INSTRUCTIONS TO FOLLOW:
Only a number is wanted here: the number of lines of the data that include "качества".

Dataset items:
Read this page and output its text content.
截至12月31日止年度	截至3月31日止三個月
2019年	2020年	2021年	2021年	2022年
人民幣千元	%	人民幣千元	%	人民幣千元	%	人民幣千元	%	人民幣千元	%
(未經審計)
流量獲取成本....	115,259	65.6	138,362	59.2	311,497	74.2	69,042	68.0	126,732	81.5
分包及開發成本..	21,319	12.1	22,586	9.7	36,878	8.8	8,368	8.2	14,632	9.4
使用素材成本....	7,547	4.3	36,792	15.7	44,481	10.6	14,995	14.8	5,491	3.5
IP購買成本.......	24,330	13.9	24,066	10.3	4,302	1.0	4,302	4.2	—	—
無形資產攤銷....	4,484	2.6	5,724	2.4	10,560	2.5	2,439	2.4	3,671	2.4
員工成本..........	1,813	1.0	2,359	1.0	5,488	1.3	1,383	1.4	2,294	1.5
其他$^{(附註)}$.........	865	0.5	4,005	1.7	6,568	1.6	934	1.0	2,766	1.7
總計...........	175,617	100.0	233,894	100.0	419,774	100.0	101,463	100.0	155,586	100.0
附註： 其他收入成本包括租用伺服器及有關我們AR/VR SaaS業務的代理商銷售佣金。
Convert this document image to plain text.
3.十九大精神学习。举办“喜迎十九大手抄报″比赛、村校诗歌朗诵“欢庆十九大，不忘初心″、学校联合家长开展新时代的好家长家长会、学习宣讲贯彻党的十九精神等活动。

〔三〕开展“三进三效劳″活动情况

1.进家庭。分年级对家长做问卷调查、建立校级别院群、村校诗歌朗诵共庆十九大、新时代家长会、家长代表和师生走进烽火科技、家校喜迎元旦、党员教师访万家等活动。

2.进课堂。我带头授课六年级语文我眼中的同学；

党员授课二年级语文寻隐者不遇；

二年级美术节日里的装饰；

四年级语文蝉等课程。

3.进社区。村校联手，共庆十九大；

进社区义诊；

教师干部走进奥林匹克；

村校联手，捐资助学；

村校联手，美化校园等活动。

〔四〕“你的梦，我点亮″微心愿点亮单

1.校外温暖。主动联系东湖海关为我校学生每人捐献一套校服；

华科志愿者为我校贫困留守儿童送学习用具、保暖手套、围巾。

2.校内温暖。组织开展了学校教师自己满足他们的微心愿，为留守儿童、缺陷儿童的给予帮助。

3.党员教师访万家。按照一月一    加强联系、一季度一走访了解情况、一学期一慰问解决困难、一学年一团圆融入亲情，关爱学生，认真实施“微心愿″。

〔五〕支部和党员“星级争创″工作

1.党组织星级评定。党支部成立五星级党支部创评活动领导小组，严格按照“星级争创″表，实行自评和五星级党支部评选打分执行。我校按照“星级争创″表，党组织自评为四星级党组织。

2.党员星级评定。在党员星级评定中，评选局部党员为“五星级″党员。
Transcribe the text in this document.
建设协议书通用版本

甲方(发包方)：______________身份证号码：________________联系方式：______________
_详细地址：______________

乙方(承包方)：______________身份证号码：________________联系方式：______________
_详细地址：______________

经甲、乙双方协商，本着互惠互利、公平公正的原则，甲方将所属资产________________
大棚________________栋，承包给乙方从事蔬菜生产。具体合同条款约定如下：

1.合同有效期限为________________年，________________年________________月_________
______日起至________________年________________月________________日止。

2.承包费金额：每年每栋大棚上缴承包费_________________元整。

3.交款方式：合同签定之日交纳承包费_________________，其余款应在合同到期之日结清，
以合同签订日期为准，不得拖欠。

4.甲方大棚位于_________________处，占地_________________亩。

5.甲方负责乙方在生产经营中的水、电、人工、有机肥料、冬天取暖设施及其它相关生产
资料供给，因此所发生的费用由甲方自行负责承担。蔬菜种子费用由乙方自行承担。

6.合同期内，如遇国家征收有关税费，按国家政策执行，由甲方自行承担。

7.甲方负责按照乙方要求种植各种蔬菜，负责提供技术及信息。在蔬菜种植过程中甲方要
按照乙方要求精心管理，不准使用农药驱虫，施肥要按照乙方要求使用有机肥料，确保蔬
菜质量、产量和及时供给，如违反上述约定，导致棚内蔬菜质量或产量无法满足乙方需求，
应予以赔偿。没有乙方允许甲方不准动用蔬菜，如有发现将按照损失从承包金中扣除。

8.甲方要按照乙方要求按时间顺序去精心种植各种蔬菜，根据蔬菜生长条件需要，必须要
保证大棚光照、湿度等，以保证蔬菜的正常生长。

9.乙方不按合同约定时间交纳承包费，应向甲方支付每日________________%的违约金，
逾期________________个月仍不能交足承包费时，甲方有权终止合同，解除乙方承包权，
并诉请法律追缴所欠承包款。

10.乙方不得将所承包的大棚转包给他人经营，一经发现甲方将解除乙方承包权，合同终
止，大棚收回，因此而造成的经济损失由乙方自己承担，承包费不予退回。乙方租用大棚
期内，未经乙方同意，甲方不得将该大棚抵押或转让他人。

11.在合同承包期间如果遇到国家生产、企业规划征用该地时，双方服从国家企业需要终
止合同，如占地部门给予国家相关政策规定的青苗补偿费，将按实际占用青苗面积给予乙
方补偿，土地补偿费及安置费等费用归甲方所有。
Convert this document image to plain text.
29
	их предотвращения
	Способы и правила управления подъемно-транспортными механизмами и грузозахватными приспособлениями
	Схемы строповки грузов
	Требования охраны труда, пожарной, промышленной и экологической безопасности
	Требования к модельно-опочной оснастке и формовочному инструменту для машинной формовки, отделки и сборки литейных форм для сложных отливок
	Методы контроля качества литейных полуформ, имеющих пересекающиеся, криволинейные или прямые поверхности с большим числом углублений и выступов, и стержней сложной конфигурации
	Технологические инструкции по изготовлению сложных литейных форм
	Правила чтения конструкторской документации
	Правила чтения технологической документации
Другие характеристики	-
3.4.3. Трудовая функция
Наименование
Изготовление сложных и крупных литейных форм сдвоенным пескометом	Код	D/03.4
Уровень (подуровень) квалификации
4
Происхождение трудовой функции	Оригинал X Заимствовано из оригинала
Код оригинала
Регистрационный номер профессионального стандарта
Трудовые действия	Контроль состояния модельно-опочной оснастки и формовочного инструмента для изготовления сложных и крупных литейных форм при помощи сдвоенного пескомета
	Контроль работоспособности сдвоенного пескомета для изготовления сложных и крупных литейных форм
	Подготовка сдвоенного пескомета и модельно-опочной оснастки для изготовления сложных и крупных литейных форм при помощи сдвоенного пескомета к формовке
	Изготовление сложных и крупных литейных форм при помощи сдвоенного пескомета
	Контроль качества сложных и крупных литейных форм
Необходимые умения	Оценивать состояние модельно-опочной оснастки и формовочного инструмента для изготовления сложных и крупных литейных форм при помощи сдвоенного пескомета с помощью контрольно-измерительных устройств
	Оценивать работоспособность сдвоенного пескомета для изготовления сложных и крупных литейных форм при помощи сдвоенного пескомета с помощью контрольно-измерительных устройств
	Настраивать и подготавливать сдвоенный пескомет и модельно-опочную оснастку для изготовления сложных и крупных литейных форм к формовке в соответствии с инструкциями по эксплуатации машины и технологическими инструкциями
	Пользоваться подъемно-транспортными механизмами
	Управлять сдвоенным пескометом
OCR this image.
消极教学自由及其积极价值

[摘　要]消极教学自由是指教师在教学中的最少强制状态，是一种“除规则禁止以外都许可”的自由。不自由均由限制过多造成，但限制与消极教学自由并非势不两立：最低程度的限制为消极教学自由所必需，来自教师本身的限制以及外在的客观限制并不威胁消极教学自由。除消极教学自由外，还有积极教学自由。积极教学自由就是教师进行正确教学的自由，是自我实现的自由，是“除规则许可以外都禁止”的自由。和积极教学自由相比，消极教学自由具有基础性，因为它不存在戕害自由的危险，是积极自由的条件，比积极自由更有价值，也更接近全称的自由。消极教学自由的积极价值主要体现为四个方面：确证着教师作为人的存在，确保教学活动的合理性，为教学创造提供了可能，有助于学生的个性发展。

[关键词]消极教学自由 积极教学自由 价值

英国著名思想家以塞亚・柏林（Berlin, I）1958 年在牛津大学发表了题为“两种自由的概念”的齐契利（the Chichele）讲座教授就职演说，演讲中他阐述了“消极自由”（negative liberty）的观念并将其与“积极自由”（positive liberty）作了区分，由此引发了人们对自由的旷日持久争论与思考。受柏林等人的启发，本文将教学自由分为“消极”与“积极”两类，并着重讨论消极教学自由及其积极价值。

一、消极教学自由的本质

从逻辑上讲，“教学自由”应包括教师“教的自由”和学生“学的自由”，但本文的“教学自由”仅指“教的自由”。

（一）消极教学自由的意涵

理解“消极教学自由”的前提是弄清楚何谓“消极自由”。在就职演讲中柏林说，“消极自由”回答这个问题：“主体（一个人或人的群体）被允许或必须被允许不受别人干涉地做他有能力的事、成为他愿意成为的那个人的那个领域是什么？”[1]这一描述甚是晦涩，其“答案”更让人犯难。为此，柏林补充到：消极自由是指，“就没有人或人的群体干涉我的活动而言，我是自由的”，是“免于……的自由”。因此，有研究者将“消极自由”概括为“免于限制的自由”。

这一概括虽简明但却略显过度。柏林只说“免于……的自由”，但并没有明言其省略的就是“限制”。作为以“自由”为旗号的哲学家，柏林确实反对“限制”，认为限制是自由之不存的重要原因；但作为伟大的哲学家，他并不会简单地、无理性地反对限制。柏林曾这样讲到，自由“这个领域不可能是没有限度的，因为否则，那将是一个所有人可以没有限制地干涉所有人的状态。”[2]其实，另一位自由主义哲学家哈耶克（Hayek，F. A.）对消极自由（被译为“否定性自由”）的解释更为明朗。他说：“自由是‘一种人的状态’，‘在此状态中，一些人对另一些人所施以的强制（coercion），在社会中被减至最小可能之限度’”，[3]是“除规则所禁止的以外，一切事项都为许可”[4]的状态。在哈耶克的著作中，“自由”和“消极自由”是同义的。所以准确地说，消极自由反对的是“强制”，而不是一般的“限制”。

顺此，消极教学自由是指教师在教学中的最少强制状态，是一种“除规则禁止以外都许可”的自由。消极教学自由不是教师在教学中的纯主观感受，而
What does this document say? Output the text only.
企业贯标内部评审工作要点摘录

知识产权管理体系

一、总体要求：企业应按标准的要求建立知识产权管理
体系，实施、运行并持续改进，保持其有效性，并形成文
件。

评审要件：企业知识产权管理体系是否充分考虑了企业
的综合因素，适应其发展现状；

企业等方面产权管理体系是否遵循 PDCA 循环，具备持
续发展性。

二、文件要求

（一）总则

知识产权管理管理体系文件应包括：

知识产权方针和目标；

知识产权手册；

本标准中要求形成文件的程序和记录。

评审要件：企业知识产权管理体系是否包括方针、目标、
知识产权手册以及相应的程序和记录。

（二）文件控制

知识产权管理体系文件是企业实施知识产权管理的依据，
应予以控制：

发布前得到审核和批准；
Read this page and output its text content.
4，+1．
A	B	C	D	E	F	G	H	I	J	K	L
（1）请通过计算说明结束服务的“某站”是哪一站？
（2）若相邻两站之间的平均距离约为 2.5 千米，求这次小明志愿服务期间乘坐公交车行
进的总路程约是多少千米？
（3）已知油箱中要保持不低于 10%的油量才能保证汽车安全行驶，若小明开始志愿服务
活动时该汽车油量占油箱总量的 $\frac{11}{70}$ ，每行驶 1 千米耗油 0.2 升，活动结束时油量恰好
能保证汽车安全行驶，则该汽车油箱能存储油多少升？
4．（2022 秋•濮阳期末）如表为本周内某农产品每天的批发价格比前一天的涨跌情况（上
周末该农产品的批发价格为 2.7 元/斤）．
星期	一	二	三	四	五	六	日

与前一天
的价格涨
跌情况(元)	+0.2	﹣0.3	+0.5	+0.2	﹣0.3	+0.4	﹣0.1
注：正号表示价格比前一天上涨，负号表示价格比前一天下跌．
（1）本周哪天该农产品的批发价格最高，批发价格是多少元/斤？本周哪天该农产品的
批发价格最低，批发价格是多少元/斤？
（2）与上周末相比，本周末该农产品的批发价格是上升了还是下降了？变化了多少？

SOLUTION FOR THIS PROBLEM:
2